┌────────

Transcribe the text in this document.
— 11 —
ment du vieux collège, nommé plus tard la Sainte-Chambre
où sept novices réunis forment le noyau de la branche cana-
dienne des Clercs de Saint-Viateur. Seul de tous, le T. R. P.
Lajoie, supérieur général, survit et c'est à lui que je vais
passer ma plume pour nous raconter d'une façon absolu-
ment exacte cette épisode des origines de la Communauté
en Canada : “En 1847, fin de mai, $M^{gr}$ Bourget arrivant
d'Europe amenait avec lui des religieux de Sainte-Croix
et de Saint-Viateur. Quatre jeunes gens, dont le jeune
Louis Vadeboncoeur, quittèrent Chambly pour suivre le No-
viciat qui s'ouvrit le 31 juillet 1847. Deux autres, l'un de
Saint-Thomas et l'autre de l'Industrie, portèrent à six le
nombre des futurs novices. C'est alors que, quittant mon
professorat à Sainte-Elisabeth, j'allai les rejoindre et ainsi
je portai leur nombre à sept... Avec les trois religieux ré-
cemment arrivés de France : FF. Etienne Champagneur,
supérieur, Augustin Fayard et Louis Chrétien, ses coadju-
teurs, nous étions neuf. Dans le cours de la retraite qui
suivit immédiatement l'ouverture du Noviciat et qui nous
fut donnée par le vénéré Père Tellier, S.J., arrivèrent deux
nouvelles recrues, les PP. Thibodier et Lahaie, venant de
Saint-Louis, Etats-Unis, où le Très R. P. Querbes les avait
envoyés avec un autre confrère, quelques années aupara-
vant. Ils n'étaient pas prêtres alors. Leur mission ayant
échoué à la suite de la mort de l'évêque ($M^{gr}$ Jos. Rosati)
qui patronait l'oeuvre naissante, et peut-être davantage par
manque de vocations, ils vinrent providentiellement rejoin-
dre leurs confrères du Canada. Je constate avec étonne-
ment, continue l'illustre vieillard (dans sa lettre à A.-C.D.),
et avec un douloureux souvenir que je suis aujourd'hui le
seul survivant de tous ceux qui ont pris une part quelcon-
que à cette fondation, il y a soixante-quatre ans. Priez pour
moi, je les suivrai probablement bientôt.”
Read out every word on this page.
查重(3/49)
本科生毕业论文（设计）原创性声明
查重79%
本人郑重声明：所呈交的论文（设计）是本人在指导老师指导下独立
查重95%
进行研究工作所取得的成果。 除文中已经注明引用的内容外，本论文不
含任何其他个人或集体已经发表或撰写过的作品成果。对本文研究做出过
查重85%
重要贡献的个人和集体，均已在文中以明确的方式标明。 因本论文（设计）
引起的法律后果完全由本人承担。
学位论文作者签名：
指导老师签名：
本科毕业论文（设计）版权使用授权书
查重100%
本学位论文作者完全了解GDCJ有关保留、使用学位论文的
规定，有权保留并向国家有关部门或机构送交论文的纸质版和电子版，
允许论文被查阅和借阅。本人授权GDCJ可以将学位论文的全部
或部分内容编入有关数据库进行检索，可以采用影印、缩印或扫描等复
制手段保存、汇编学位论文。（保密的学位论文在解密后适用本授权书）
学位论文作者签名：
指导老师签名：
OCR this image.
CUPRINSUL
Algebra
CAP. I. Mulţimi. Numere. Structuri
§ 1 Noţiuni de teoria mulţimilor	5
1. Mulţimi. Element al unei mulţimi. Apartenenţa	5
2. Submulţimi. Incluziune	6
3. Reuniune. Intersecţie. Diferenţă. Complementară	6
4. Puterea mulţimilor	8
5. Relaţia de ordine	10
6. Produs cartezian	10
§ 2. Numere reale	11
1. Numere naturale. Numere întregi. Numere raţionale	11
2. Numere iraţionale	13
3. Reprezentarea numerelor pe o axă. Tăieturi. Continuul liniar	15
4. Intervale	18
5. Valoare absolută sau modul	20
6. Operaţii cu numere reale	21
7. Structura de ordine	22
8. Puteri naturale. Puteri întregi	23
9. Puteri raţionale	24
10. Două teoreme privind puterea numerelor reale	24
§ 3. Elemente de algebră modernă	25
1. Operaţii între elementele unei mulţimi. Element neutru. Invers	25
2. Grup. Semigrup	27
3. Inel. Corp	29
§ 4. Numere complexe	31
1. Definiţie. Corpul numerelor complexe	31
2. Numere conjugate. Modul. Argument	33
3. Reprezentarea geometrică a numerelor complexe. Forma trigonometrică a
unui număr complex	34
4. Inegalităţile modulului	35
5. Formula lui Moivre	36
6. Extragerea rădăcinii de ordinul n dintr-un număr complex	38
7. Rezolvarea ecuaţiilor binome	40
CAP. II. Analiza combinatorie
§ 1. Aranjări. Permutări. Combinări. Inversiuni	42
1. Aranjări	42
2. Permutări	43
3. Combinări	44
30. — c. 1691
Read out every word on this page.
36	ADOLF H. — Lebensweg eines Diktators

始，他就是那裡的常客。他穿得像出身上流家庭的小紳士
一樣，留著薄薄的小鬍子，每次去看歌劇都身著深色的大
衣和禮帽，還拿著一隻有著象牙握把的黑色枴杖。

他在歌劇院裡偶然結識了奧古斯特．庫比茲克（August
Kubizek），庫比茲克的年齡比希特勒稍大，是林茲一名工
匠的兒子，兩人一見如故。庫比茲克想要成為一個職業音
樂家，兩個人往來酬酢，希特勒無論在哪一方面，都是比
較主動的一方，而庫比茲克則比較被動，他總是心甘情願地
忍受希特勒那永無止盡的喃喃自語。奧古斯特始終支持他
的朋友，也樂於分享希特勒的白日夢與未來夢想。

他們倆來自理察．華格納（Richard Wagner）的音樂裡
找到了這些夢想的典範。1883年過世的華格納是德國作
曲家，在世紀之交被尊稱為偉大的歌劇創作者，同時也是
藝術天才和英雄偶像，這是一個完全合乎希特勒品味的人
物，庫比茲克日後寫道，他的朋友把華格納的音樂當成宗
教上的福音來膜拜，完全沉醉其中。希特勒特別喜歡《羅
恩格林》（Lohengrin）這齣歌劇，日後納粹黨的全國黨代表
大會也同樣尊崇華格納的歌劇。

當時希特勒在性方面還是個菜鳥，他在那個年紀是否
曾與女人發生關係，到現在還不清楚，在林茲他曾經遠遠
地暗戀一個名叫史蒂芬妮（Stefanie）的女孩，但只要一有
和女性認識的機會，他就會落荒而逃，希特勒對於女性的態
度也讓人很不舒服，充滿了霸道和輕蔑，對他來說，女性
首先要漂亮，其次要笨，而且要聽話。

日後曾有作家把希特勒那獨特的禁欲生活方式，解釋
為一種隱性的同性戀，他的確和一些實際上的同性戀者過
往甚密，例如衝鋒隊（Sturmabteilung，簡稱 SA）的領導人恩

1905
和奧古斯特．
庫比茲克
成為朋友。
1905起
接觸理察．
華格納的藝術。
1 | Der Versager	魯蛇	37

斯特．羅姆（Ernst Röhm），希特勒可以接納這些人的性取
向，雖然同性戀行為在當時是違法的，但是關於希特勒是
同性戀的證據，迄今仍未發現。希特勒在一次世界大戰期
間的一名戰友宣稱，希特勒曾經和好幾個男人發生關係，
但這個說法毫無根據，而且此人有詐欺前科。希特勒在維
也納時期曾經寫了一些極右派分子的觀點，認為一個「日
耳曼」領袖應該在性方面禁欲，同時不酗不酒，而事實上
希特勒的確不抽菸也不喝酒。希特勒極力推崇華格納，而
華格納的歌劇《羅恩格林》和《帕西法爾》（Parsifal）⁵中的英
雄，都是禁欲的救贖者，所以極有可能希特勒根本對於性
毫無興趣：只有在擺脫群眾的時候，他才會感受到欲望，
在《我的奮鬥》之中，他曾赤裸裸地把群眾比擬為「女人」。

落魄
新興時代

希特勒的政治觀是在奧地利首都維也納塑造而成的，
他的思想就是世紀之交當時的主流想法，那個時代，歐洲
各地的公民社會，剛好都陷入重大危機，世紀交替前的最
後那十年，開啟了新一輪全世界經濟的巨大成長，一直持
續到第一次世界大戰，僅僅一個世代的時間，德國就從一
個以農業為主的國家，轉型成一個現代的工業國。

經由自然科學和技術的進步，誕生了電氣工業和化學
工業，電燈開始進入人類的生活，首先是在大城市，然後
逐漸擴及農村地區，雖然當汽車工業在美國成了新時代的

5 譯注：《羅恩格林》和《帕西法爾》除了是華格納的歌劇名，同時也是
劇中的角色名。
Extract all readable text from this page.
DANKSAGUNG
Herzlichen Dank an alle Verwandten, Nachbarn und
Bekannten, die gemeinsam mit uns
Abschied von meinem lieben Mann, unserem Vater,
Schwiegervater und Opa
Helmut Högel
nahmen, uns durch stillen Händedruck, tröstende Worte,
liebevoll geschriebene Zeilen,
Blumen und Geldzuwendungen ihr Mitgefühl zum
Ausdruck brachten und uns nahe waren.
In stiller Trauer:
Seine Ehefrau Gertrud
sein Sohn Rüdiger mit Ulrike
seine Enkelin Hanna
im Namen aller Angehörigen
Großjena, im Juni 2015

└────────

From the data above, show each line that contains "同時也是".

曲家，在世紀之交被尊稱為偉大的歌劇創作者，同時也是
5 譯注：《羅恩格林》和《帕西法爾》除了是華格納的歌劇名，同時也是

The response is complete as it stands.